== DIRECTIONS FOR THIS TASK ==
All lines in which the word "رئيس" occurs are to be extracted.

(Saved data entries)
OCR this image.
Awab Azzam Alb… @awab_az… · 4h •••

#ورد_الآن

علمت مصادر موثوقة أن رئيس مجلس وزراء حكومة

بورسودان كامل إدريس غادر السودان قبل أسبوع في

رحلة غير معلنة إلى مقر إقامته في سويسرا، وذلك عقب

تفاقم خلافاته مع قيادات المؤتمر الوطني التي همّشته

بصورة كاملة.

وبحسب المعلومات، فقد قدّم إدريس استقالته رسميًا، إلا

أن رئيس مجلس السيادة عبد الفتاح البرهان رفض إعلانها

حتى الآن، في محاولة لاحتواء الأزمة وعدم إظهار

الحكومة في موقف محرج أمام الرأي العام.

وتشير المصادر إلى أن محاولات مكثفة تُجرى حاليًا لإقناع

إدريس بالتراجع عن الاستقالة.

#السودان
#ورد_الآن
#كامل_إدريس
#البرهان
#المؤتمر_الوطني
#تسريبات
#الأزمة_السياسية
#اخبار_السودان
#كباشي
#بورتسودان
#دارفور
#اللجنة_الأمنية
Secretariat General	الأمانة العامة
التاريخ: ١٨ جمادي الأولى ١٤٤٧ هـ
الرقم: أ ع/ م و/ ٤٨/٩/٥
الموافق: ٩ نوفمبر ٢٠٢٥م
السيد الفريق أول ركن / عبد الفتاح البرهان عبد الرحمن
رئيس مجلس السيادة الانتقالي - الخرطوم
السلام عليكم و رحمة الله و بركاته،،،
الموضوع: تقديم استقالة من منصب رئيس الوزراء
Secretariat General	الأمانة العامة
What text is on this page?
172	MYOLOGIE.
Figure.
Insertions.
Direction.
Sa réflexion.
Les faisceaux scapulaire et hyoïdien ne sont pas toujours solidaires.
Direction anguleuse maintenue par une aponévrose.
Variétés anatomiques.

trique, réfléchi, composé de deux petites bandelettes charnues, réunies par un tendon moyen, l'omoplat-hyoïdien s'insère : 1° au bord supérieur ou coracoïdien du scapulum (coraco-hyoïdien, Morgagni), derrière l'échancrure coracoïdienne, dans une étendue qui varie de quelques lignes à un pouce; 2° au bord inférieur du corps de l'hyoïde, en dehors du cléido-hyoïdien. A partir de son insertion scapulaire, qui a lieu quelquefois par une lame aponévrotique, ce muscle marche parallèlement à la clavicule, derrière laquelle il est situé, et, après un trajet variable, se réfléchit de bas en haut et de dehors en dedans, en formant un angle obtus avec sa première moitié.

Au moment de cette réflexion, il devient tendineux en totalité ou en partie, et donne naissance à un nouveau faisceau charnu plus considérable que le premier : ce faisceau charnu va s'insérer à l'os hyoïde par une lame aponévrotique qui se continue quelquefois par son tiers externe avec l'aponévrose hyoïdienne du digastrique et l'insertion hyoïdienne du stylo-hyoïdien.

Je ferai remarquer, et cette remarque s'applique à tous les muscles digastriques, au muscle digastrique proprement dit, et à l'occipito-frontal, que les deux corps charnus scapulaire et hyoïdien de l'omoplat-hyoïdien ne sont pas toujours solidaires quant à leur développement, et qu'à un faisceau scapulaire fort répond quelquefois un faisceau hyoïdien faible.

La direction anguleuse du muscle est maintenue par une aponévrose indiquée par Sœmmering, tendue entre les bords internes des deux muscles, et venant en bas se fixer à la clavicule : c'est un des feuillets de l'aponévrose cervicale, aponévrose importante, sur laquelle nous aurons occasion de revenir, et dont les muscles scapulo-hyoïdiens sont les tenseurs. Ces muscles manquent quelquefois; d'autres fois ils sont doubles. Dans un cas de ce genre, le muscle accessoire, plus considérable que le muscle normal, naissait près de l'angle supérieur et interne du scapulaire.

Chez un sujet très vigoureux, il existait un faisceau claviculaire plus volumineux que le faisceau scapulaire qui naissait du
...
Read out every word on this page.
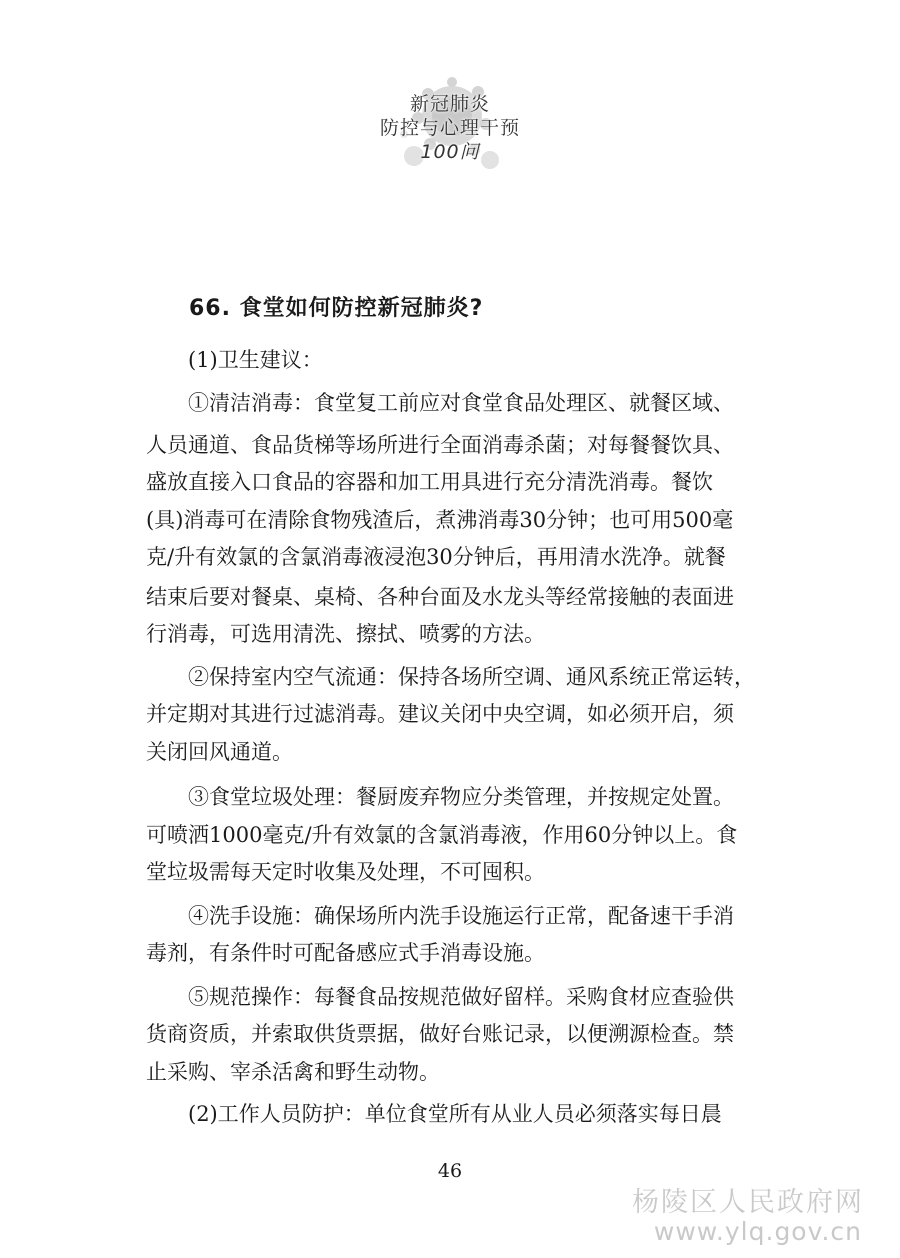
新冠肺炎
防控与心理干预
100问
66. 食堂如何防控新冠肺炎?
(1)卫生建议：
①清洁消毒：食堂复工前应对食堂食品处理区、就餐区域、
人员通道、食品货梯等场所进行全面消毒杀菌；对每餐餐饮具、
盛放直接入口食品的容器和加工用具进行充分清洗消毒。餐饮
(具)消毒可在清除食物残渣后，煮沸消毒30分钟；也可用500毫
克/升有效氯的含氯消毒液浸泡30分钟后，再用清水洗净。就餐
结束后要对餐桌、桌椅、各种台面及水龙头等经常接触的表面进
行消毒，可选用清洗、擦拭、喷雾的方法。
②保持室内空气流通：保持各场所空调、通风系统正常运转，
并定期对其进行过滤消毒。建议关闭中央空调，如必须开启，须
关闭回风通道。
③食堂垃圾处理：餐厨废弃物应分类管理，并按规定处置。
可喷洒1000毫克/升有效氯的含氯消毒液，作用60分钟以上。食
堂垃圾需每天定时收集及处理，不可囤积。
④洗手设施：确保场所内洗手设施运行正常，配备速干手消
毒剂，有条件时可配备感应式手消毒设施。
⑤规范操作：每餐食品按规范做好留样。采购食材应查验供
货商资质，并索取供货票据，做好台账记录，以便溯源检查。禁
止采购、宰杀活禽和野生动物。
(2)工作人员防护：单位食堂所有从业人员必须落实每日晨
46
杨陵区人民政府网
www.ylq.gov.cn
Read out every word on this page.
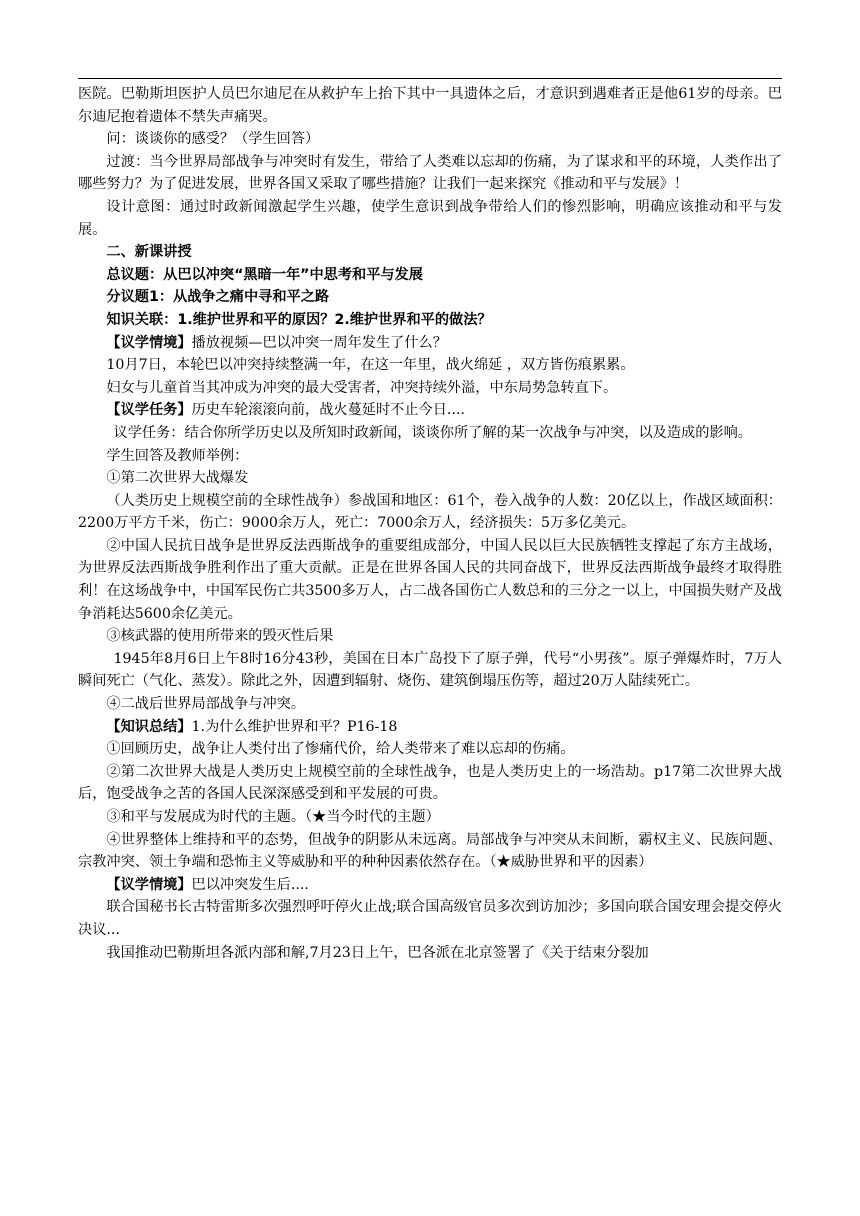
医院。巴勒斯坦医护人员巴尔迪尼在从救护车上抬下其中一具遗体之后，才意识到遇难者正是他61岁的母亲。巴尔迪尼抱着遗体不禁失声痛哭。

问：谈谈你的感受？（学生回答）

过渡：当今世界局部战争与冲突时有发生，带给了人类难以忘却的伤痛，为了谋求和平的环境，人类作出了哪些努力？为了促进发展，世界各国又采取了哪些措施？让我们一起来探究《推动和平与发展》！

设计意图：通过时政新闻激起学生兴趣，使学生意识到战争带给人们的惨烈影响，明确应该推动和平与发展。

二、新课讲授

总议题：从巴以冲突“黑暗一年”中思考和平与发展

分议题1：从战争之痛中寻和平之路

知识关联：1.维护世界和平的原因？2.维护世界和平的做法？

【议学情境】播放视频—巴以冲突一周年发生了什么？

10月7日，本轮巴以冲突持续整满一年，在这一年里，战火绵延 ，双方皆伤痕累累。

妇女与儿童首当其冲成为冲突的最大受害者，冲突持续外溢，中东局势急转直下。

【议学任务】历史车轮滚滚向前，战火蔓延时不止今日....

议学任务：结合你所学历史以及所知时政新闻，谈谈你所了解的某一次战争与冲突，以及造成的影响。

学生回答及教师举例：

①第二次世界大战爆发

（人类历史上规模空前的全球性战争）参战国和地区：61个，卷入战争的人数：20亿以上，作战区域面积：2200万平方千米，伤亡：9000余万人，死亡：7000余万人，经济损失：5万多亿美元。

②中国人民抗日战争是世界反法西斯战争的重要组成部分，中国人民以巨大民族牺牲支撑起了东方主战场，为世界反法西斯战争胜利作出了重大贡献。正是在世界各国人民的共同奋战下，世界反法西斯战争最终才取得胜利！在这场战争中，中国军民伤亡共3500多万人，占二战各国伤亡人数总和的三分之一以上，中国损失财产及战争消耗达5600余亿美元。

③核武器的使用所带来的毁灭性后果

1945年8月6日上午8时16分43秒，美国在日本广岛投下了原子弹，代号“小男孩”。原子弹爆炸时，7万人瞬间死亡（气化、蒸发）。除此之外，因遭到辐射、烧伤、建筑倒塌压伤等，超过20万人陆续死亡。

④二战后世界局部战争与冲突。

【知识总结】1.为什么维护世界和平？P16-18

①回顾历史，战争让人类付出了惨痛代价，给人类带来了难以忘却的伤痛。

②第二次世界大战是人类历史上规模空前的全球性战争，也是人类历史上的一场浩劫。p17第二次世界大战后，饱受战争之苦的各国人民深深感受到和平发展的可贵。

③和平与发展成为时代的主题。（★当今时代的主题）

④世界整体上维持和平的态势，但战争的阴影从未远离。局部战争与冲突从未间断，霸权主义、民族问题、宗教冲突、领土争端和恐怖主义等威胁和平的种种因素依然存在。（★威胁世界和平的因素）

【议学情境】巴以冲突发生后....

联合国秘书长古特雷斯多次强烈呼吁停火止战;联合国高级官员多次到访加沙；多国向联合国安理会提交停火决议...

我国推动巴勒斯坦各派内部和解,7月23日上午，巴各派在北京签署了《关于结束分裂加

== RESPONSE TO THIS EXERCISE ==
علمت مصادر موثوقة أن رئيس مجلس وزراء حكومة
أن رئيس مجلس السيادة عبد الفتاح البرهان رفض إعلانها
رئيس مجلس السيادة الانتقالي - الخرطوم
الموضوع: تقديم استقالة من منصب رئيس الوزراء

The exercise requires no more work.